## OPDRACHT
Herhaal alle regels van het materiaal hieronder letterlijk, zonder iets weg te laten of te veranderen.

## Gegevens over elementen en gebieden
· · · ·

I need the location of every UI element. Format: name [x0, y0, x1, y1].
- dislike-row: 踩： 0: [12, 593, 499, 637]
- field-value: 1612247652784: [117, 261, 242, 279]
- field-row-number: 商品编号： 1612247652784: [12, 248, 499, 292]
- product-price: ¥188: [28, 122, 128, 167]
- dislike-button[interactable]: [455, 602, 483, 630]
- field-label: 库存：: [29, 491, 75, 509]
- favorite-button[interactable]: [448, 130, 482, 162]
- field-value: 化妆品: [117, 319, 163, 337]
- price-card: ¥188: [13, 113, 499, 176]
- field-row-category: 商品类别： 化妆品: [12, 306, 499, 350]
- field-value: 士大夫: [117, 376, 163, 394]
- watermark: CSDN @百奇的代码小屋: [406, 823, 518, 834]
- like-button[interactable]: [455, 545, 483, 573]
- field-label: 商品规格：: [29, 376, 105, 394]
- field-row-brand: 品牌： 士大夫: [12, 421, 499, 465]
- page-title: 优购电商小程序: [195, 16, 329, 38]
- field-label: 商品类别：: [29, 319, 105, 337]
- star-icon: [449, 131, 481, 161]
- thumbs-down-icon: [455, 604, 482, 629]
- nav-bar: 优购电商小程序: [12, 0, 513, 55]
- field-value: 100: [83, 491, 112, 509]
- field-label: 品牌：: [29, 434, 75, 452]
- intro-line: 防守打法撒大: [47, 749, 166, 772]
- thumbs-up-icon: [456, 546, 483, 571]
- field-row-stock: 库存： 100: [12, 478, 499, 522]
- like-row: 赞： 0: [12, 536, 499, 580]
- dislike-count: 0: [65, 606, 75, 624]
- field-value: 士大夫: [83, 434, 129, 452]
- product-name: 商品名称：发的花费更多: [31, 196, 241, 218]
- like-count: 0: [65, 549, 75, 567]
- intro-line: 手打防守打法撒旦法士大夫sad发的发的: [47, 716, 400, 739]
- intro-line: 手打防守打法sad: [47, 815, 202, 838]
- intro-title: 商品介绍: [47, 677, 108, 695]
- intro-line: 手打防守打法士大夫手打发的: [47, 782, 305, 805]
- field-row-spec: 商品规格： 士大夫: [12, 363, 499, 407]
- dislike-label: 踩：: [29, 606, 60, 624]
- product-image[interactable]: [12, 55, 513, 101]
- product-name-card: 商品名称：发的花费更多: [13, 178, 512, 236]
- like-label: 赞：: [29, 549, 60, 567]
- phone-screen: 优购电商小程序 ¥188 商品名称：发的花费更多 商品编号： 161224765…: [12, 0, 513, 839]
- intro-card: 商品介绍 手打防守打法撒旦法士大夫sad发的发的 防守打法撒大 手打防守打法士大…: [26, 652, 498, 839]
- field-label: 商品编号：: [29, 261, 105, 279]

· · · ·

## UITWERKING
I need the location of every UI element. Format: name [x0, y0, x1, y1].
- dislike-row: 踩： 0: [12, 593, 499, 637]
- field-value: 1612247652784: [117, 261, 242, 279]
- field-row-number: 商品编号： 1612247652784: [12, 248, 499, 292]
- product-price: ¥188: [28, 122, 128, 167]
- dislike-button[interactable]: [455, 602, 483, 630]
- field-label: 库存：: [29, 491, 75, 509]
- favorite-button[interactable]: [448, 130, 482, 162]
- field-value: 化妆品: [117, 319, 163, 337]
- price-card: ¥188: [13, 113, 499, 176]
- field-row-category: 商品类别： 化妆品: [12, 306, 499, 350]
- field-value: 士大夫: [117, 376, 163, 394]
- watermark: CSDN @百奇的代码小屋: [406, 823, 518, 834]
- like-button[interactable]: [455, 545, 483, 573]
- field-label: 商品规格：: [29, 376, 105, 394]
- field-row-brand: 品牌： 士大夫: [12, 421, 499, 465]
- page-title: 优购电商小程序: [195, 16, 329, 38]
- field-label: 商品类别：: [29, 319, 105, 337]
- star-icon: [449, 131, 481, 161]
- thumbs-down-icon: [455, 604, 482, 629]
- nav-bar: 优购电商小程序: [12, 0, 513, 55]
- field-value: 100: [83, 491, 112, 509]
- field-label: 品牌：: [29, 434, 75, 452]
- intro-line: 防守打法撒大: [47, 749, 166, 772]
- thumbs-up-icon: [456, 546, 483, 571]
- field-row-stock: 库存： 100: [12, 478, 499, 522]
- like-row: 赞： 0: [12, 536, 499, 580]
- dislike-count: 0: [65, 606, 75, 624]
- field-value: 士大夫: [83, 434, 129, 452]
- product-name: 商品名称：发的花费更多: [31, 196, 241, 218]
- like-count: 0: [65, 549, 75, 567]
- intro-line: 手打防守打法撒旦法士大夫sad发的发的: [47, 716, 400, 739]
- intro-line: 手打防守打法sad: [47, 815, 202, 838]
- intro-title: 商品介绍: [47, 677, 108, 695]
- intro-line: 手打防守打法士大夫手打发的: [47, 782, 305, 805]
- field-row-spec: 商品规格： 士大夫: [12, 363, 499, 407]
- dislike-label: 踩：: [29, 606, 60, 624]
- product-image[interactable]: [12, 55, 513, 101]
- product-name-card: 商品名称：发的花费更多: [13, 178, 512, 236]
- like-label: 赞：: [29, 549, 60, 567]
- phone-screen: 优购电商小程序 ¥188 商品名称：发的花费更多 商品编号： 161224765…: [12, 0, 513, 839]
- intro-card: 商品介绍 手打防守打法撒旦法士大夫sad发的发的 防守打法撒大 手打防守打法士大…: [26, 652, 498, 839]
- field-label: 商品编号：: [29, 261, 105, 279]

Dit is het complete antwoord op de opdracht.